Data records:
┄┄┄┄┄┄┄┄┄┄
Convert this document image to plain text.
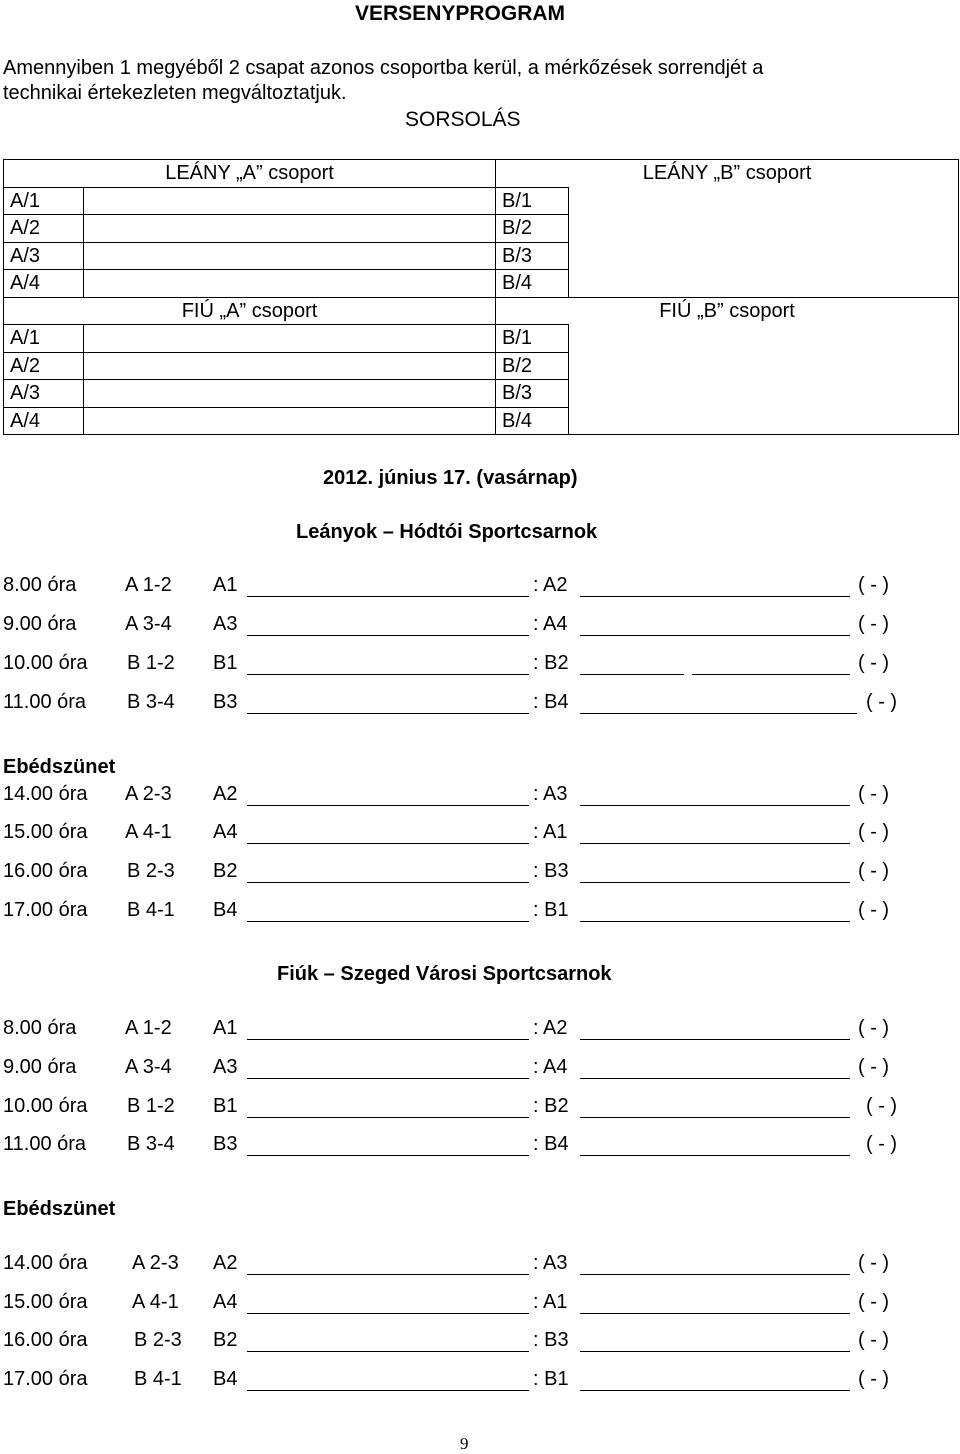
VERSENYPROGRAM
Amennyiben 1 megyéből 2 csapat azonos csoportba kerül, a mérkőzések sorrendjét a
technikai értekezleten megváltoztatjuk.
SORSOLÁS
LEÁNY „A” csoport		LEÁNY „B” csoport	
A/1		B/1	
A/2		B/2	
A/3		B/3	
A/4		B/4	
FIÚ „A” csoport		FIÚ „B” csoport	
A/1		B/1	
A/2		B/2	
A/3		B/3	
A/4		B/4	
2012. június 17. (vasárnap)
Leányok – Hódtói Sportcsarnok
8.00 óra A 1-2 A1	: A2	( - )
9.00 óra A 3-4 A3	: A4	( - )
10.00 óra B 1-2 B1	: B2	( - )
11.00 óra B 3-4 B3	: B4	( - )
Ebédszünet
14.00 óra A 2-3 A2	: A3	( - )
15.00 óra A 4-1 A4	: A1	( - )
16.00 óra B 2-3 B2	: B3	( - )
17.00 óra B 4-1 B4	: B1	( - )
Fiúk – Szeged Városi Sportcsarnok
8.00 óra A 1-2 A1	: A2	( - )
9.00 óra A 3-4 A3	: A4	( - )
10.00 óra B 1-2 B1	: B2	( - )
11.00 óra B 3-4 B3	: B4	( - )
Ebédszünet
14.00 óra A 2-3 A2	: A3	( - )
15.00 óra A 4-1 A4	: A1	( - )
16.00 óra B 2-3 B2	: B3	( - )
17.00 óra B 4-1 B4	: B1	( - )
9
┄┄┄┄┄┄┄┄┄┄
== Request ==
Omit any images, then output the listing exactly.

== Answer for this exercise ==
Convert this document image to plain text.
VERSENYPROGRAM
Amennyiben 1 megyéből 2 csapat azonos csoportba kerül, a mérkőzések sorrendjét a
technikai értekezleten megváltoztatjuk.
SORSOLÁS
LEÁNY „A” csoport		LEÁNY „B” csoport	
A/1		B/1	
A/2		B/2	
A/3		B/3	
A/4		B/4	
FIÚ „A” csoport		FIÚ „B” csoport	
A/1		B/1	
A/2		B/2	
A/3		B/3	
A/4		B/4	
2012. június 17. (vasárnap)
Leányok – Hódtói Sportcsarnok
8.00 óra A 1-2 A1	: A2	( - )
9.00 óra A 3-4 A3	: A4	( - )
10.00 óra B 1-2 B1	: B2	( - )
11.00 óra B 3-4 B3	: B4	( - )
Ebédszünet
14.00 óra A 2-3 A2	: A3	( - )
15.00 óra A 4-1 A4	: A1	( - )
16.00 óra B 2-3 B2	: B3	( - )
17.00 óra B 4-1 B4	: B1	( - )
Fiúk – Szeged Városi Sportcsarnok
8.00 óra A 1-2 A1	: A2	( - )
9.00 óra A 3-4 A3	: A4	( - )
10.00 óra B 1-2 B1	: B2	( - )
11.00 óra B 3-4 B3	: B4	( - )
Ebédszünet
14.00 óra A 2-3 A2	: A3	( - )
15.00 óra A 4-1 A4	: A1	( - )
16.00 óra B 2-3 B2	: B3	( - )
17.00 óra B 4-1 B4	: B1	( - )
9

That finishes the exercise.